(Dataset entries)
****************

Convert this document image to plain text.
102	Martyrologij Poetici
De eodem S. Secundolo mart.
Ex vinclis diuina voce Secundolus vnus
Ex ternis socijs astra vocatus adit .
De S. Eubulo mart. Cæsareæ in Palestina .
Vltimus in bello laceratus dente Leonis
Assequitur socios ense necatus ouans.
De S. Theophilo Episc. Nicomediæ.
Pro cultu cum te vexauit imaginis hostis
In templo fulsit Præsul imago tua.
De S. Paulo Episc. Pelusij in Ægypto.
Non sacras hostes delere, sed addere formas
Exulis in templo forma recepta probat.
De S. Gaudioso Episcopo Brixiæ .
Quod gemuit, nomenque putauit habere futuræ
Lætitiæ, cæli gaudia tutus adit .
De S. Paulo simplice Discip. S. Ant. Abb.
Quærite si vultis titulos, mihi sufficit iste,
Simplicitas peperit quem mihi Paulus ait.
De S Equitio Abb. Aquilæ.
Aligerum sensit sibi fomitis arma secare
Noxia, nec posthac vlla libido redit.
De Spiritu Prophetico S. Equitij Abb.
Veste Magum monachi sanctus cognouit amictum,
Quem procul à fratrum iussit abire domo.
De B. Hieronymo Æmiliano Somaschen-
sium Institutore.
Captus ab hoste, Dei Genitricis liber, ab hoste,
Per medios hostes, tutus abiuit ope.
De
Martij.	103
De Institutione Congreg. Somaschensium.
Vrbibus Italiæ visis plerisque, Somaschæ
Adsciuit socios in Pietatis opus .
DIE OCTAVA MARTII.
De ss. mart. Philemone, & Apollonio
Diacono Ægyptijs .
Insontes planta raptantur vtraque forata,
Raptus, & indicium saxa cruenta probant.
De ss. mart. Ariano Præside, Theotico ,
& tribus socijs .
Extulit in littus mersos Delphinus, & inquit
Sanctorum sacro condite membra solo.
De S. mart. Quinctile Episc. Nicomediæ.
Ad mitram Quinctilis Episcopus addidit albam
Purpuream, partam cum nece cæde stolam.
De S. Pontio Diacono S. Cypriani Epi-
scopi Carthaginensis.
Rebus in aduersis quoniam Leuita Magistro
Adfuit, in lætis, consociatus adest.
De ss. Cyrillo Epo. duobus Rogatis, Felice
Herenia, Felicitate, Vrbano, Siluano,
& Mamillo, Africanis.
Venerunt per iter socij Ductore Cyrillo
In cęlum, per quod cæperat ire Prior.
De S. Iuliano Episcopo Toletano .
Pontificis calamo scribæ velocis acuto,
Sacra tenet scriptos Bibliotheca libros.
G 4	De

****************

# [WHAT IS REQUIRED]
Return every record, word for word.

# [EXPECTED ANSWER]
Convert this document image to plain text.
102	Martyrologij Poetici
De eodem S. Secundolo mart.
Ex vinclis diuina voce Secundolus vnus
Ex ternis socijs astra vocatus adit .
De S. Eubulo mart. Cæsareæ in Palestina .
Vltimus in bello laceratus dente Leonis
Assequitur socios ense necatus ouans.
De S. Theophilo Episc. Nicomediæ.
Pro cultu cum te vexauit imaginis hostis
In templo fulsit Præsul imago tua.
De S. Paulo Episc. Pelusij in Ægypto.
Non sacras hostes delere, sed addere formas
Exulis in templo forma recepta probat.
De S. Gaudioso Episcopo Brixiæ .
Quod gemuit, nomenque putauit habere futuræ
Lætitiæ, cæli gaudia tutus adit .
De S. Paulo simplice Discip. S. Ant. Abb.
Quærite si vultis titulos, mihi sufficit iste,
Simplicitas peperit quem mihi Paulus ait.
De S Equitio Abb. Aquilæ.
Aligerum sensit sibi fomitis arma secare
Noxia, nec posthac vlla libido redit.
De Spiritu Prophetico S. Equitij Abb.
Veste Magum monachi sanctus cognouit amictum,
Quem procul à fratrum iussit abire domo.
De B. Hieronymo Æmiliano Somaschen-
sium Institutore.
Captus ab hoste, Dei Genitricis liber, ab hoste,
Per medios hostes, tutus abiuit ope.
De
Martij.	103
De Institutione Congreg. Somaschensium.
Vrbibus Italiæ visis plerisque, Somaschæ
Adsciuit socios in Pietatis opus .
DIE OCTAVA MARTII.
De ss. mart. Philemone, & Apollonio
Diacono Ægyptijs .
Insontes planta raptantur vtraque forata,
Raptus, & indicium saxa cruenta probant.
De ss. mart. Ariano Præside, Theotico ,
& tribus socijs .
Extulit in littus mersos Delphinus, & inquit
Sanctorum sacro condite membra solo.
De S. mart. Quinctile Episc. Nicomediæ.
Ad mitram Quinctilis Episcopus addidit albam
Purpuream, partam cum nece cæde stolam.
De S. Pontio Diacono S. Cypriani Epi-
scopi Carthaginensis.
Rebus in aduersis quoniam Leuita Magistro
Adfuit, in lætis, consociatus adest.
De ss. Cyrillo Epo. duobus Rogatis, Felice
Herenia, Felicitate, Vrbano, Siluano,
& Mamillo, Africanis.
Venerunt per iter socij Ductore Cyrillo
In cęlum, per quod cæperat ire Prior.
De S. Iuliano Episcopo Toletano .
Pontificis calamo scribæ velocis acuto,
Sacra tenet scriptos Bibliotheca libros.
G 4	De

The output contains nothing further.